In the listing below, locate the lines that hold "JSON" and copy them.

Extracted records

--------------------------------------------------

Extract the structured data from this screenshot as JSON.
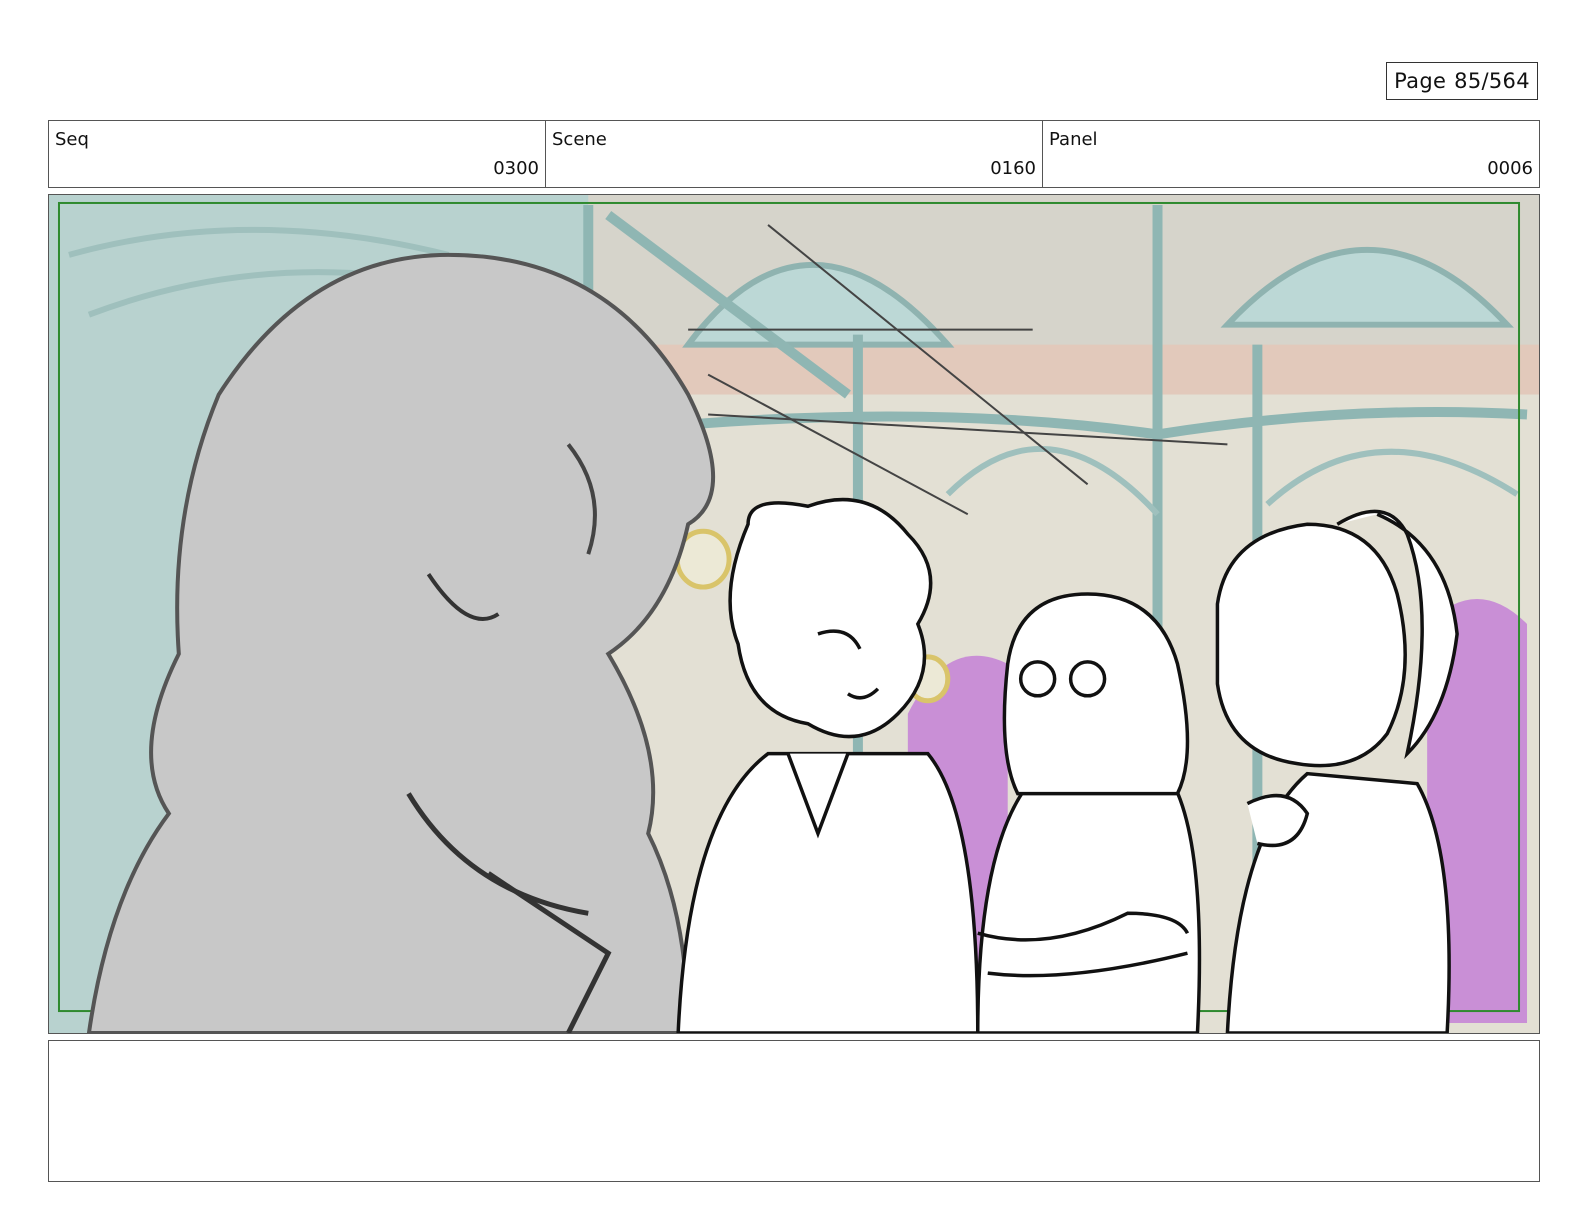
{
  "page": {
    "prefix": "Page",
    "number": "85/564"
  },
  "header": {
    "seq": {
      "label": "Seq",
      "value": "0300"
    },
    "scene": {
      "label": "Scene",
      "value": "0160"
    },
    "panel": {
      "label": "Panel",
      "value": "0006"
    }
  },
  "notes": {
    "text": ""
  },
  "colors": {
    "frame_safe_line": "#2f8a2f",
    "bg_teal": "#b9d3d0",
    "bg_cream": "#e6e2d6",
    "bg_magenta": "#c98fd6",
    "sketch_grey": "#c9c9c9",
    "lamp_gold": "#d9c46a"
  }
}
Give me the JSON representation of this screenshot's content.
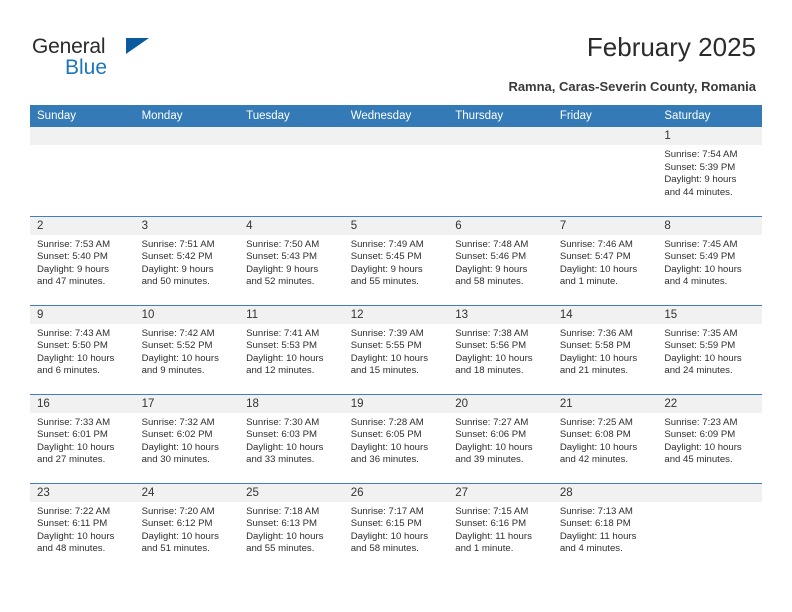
{
  "brand": {
    "name_part1": "General",
    "name_part2": "Blue",
    "triangle_icon": "triangle-logo-icon",
    "accent_color": "#1d76bd",
    "logo_dark": "#2b2b2b"
  },
  "header": {
    "title": "February 2025",
    "subtitle": "Ramna, Caras-Severin County, Romania"
  },
  "theme": {
    "header_bg": "#337ab7",
    "daynum_bg": "#f1f1f1",
    "row_divider": "#3f7fbf",
    "text": "#2e2e2e"
  },
  "columns": [
    "Sunday",
    "Monday",
    "Tuesday",
    "Wednesday",
    "Thursday",
    "Friday",
    "Saturday"
  ],
  "labels": {
    "sunrise": "Sunrise:",
    "sunset": "Sunset:",
    "daylight": "Daylight:"
  },
  "weeks": [
    [
      {
        "day": "",
        "blank": true
      },
      {
        "day": "",
        "blank": true
      },
      {
        "day": "",
        "blank": true
      },
      {
        "day": "",
        "blank": true
      },
      {
        "day": "",
        "blank": true
      },
      {
        "day": "",
        "blank": true
      },
      {
        "day": "1",
        "sunrise": "Sunrise: 7:54 AM",
        "sunset": "Sunset: 5:39 PM",
        "daylight_l1": "Daylight: 9 hours",
        "daylight_l2": "and 44 minutes."
      }
    ],
    [
      {
        "day": "2",
        "sunrise": "Sunrise: 7:53 AM",
        "sunset": "Sunset: 5:40 PM",
        "daylight_l1": "Daylight: 9 hours",
        "daylight_l2": "and 47 minutes."
      },
      {
        "day": "3",
        "sunrise": "Sunrise: 7:51 AM",
        "sunset": "Sunset: 5:42 PM",
        "daylight_l1": "Daylight: 9 hours",
        "daylight_l2": "and 50 minutes."
      },
      {
        "day": "4",
        "sunrise": "Sunrise: 7:50 AM",
        "sunset": "Sunset: 5:43 PM",
        "daylight_l1": "Daylight: 9 hours",
        "daylight_l2": "and 52 minutes."
      },
      {
        "day": "5",
        "sunrise": "Sunrise: 7:49 AM",
        "sunset": "Sunset: 5:45 PM",
        "daylight_l1": "Daylight: 9 hours",
        "daylight_l2": "and 55 minutes."
      },
      {
        "day": "6",
        "sunrise": "Sunrise: 7:48 AM",
        "sunset": "Sunset: 5:46 PM",
        "daylight_l1": "Daylight: 9 hours",
        "daylight_l2": "and 58 minutes."
      },
      {
        "day": "7",
        "sunrise": "Sunrise: 7:46 AM",
        "sunset": "Sunset: 5:47 PM",
        "daylight_l1": "Daylight: 10 hours",
        "daylight_l2": "and 1 minute."
      },
      {
        "day": "8",
        "sunrise": "Sunrise: 7:45 AM",
        "sunset": "Sunset: 5:49 PM",
        "daylight_l1": "Daylight: 10 hours",
        "daylight_l2": "and 4 minutes."
      }
    ],
    [
      {
        "day": "9",
        "sunrise": "Sunrise: 7:43 AM",
        "sunset": "Sunset: 5:50 PM",
        "daylight_l1": "Daylight: 10 hours",
        "daylight_l2": "and 6 minutes."
      },
      {
        "day": "10",
        "sunrise": "Sunrise: 7:42 AM",
        "sunset": "Sunset: 5:52 PM",
        "daylight_l1": "Daylight: 10 hours",
        "daylight_l2": "and 9 minutes."
      },
      {
        "day": "11",
        "sunrise": "Sunrise: 7:41 AM",
        "sunset": "Sunset: 5:53 PM",
        "daylight_l1": "Daylight: 10 hours",
        "daylight_l2": "and 12 minutes."
      },
      {
        "day": "12",
        "sunrise": "Sunrise: 7:39 AM",
        "sunset": "Sunset: 5:55 PM",
        "daylight_l1": "Daylight: 10 hours",
        "daylight_l2": "and 15 minutes."
      },
      {
        "day": "13",
        "sunrise": "Sunrise: 7:38 AM",
        "sunset": "Sunset: 5:56 PM",
        "daylight_l1": "Daylight: 10 hours",
        "daylight_l2": "and 18 minutes."
      },
      {
        "day": "14",
        "sunrise": "Sunrise: 7:36 AM",
        "sunset": "Sunset: 5:58 PM",
        "daylight_l1": "Daylight: 10 hours",
        "daylight_l2": "and 21 minutes."
      },
      {
        "day": "15",
        "sunrise": "Sunrise: 7:35 AM",
        "sunset": "Sunset: 5:59 PM",
        "daylight_l1": "Daylight: 10 hours",
        "daylight_l2": "and 24 minutes."
      }
    ],
    [
      {
        "day": "16",
        "sunrise": "Sunrise: 7:33 AM",
        "sunset": "Sunset: 6:01 PM",
        "daylight_l1": "Daylight: 10 hours",
        "daylight_l2": "and 27 minutes."
      },
      {
        "day": "17",
        "sunrise": "Sunrise: 7:32 AM",
        "sunset": "Sunset: 6:02 PM",
        "daylight_l1": "Daylight: 10 hours",
        "daylight_l2": "and 30 minutes."
      },
      {
        "day": "18",
        "sunrise": "Sunrise: 7:30 AM",
        "sunset": "Sunset: 6:03 PM",
        "daylight_l1": "Daylight: 10 hours",
        "daylight_l2": "and 33 minutes."
      },
      {
        "day": "19",
        "sunrise": "Sunrise: 7:28 AM",
        "sunset": "Sunset: 6:05 PM",
        "daylight_l1": "Daylight: 10 hours",
        "daylight_l2": "and 36 minutes."
      },
      {
        "day": "20",
        "sunrise": "Sunrise: 7:27 AM",
        "sunset": "Sunset: 6:06 PM",
        "daylight_l1": "Daylight: 10 hours",
        "daylight_l2": "and 39 minutes."
      },
      {
        "day": "21",
        "sunrise": "Sunrise: 7:25 AM",
        "sunset": "Sunset: 6:08 PM",
        "daylight_l1": "Daylight: 10 hours",
        "daylight_l2": "and 42 minutes."
      },
      {
        "day": "22",
        "sunrise": "Sunrise: 7:23 AM",
        "sunset": "Sunset: 6:09 PM",
        "daylight_l1": "Daylight: 10 hours",
        "daylight_l2": "and 45 minutes."
      }
    ],
    [
      {
        "day": "23",
        "sunrise": "Sunrise: 7:22 AM",
        "sunset": "Sunset: 6:11 PM",
        "daylight_l1": "Daylight: 10 hours",
        "daylight_l2": "and 48 minutes."
      },
      {
        "day": "24",
        "sunrise": "Sunrise: 7:20 AM",
        "sunset": "Sunset: 6:12 PM",
        "daylight_l1": "Daylight: 10 hours",
        "daylight_l2": "and 51 minutes."
      },
      {
        "day": "25",
        "sunrise": "Sunrise: 7:18 AM",
        "sunset": "Sunset: 6:13 PM",
        "daylight_l1": "Daylight: 10 hours",
        "daylight_l2": "and 55 minutes."
      },
      {
        "day": "26",
        "sunrise": "Sunrise: 7:17 AM",
        "sunset": "Sunset: 6:15 PM",
        "daylight_l1": "Daylight: 10 hours",
        "daylight_l2": "and 58 minutes."
      },
      {
        "day": "27",
        "sunrise": "Sunrise: 7:15 AM",
        "sunset": "Sunset: 6:16 PM",
        "daylight_l1": "Daylight: 11 hours",
        "daylight_l2": "and 1 minute."
      },
      {
        "day": "28",
        "sunrise": "Sunrise: 7:13 AM",
        "sunset": "Sunset: 6:18 PM",
        "daylight_l1": "Daylight: 11 hours",
        "daylight_l2": "and 4 minutes."
      },
      {
        "day": "",
        "blank": true
      }
    ]
  ]
}
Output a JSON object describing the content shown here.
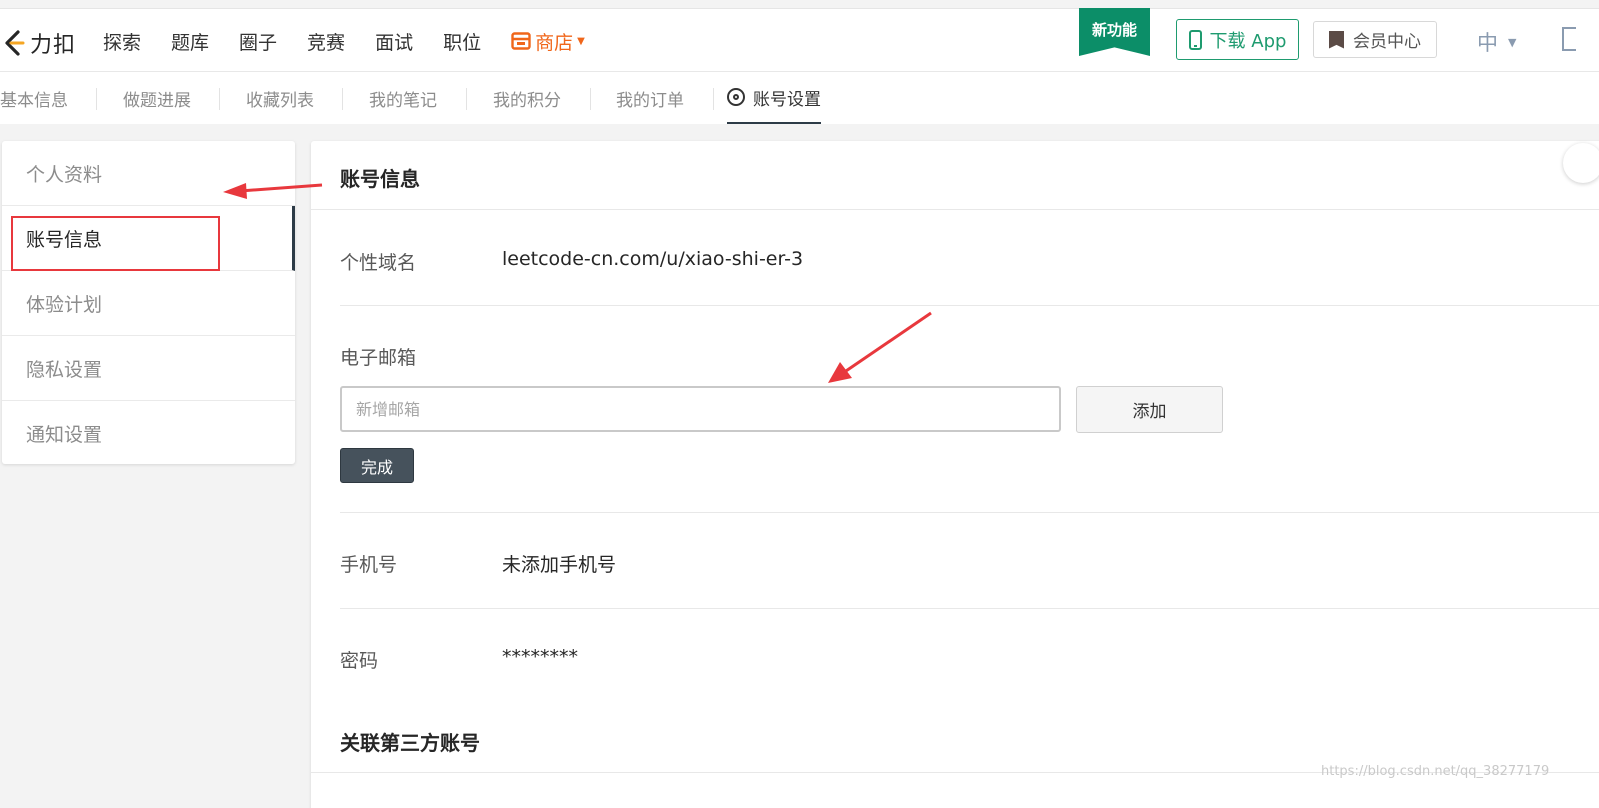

--------------------------------------------------

• Exercise answer
Extract the structured data from this screenshot as JSON.
Give me the JSON representation of this screenshot's content.
Output a JSON object describing the content shown here.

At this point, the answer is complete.